EXERCISE OBJECTIVE → Pick up the text on building a matrix that scales chosen directions by chosen amounts, and continue it after its last sentence.

DOCUMENT TEXT →
Suppose we want a matrix which scales some arbitrary directions by some arbitrary amounts. The arithmetic works out a little cleaner if we choose “unit directions”, that is, direction vectors with length 1. So for example suppose we want a matrix that stretches by $\lambda_0 = 2$ along the direction $v_0 = \frac{\sqrt{2}}{2}(1, 1)$ while shrinking by $\lambda_1 = \frac{1}{2}$ along the direction $v_1 = \frac{\sqrt{2}}{2}(-1, 1)$. Then $\Lambda = \left( \begin{array}{cc} 2 & 0 \\ 0 & \frac{1}{2} \end{array} \right)$, and $V = \left( \begin{array}{rr} v_0 | v_1 \end{array} \right) = \frac{\sqrt{2}}{2}\left( \begin{array}{cc} 1 & -1 \\ 1 & 1 \end{array} \right)$. For this example, it turns out that $V^{-1} = \frac{\sqrt{2}}{2}\left( \begin{array}{cc} 1 & 1 \\ -1 & 1 \end{array} \right)$. Both $V$ and $V^{-1}$ are rotation matrices. $V$ rotates the coordinate axes $45^\circ$ counterclockwise and as you would expect, the inverse $V^{-1}$ rotates $45^\circ$ clockwise. This makes it clear what $A$ does: it rotates $45^\circ$ counterclockwise (so $v_0$ aligns with the $x_0$ axis and $v_1$ aligns with the $x_1$ axis), rescales along the coordinate axes, and then rotates back. That’s it!

PROVIDED MATERIAL →
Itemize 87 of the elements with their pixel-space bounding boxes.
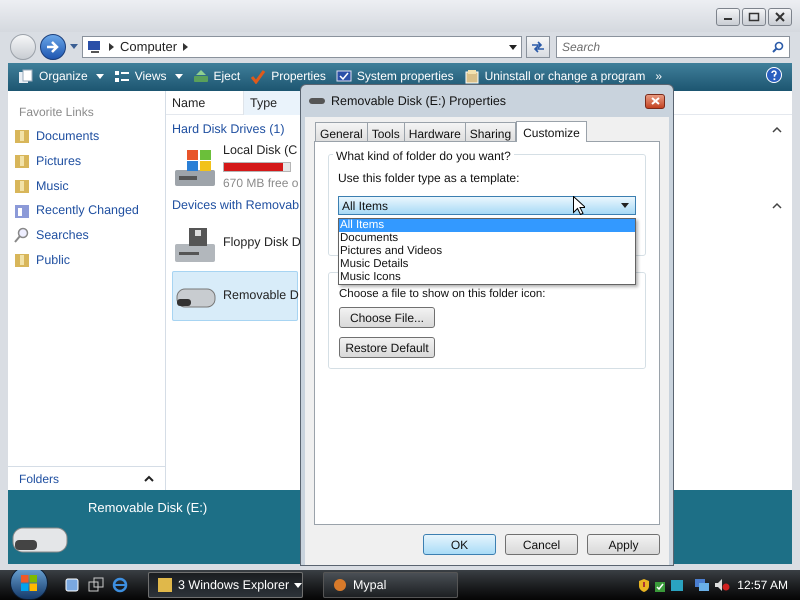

RESULT OF THE TASK →
By the way, multiplying out $V \Lambda V^{-1}$ gives $A = \left( \begin{array}{cc} \frac{5}{4} & \frac{3}{4} \\ \frac{3}{4} & \frac{5}{4} \end{array} \right)$. Without knowing the eigenvalues and eigenvectors, it would not be so obvious what $A$ is really doing. Also notice that $A$ is symmetric, that is $b = c$. This is not a coincidence, more on that later.
A little complexity
The discussion above got a little ahead of itself. It’s not obvious why an arbitrary matrix $A$ would necessarily have an eigenpair. Consider $A = \left( \begin{array}{cc} 0 & 1 \\ -1 & 0 \end{array} \right)$. The transformation is now $f(x_0, x_1) = (x_1, -x_0)$. You can see that the matrix maps the $x$ axis $(1,0)$ to the negative $y$ axis $(0,-1)$ and the $y$ axis $(0,1)$ to the $x$ axis $(1, 0)$. That is just a clockwise rotation by $90^\circ$. If the matrix simply rotates everything by $90^\circ$, how can there be a direction that the matrix only rescales?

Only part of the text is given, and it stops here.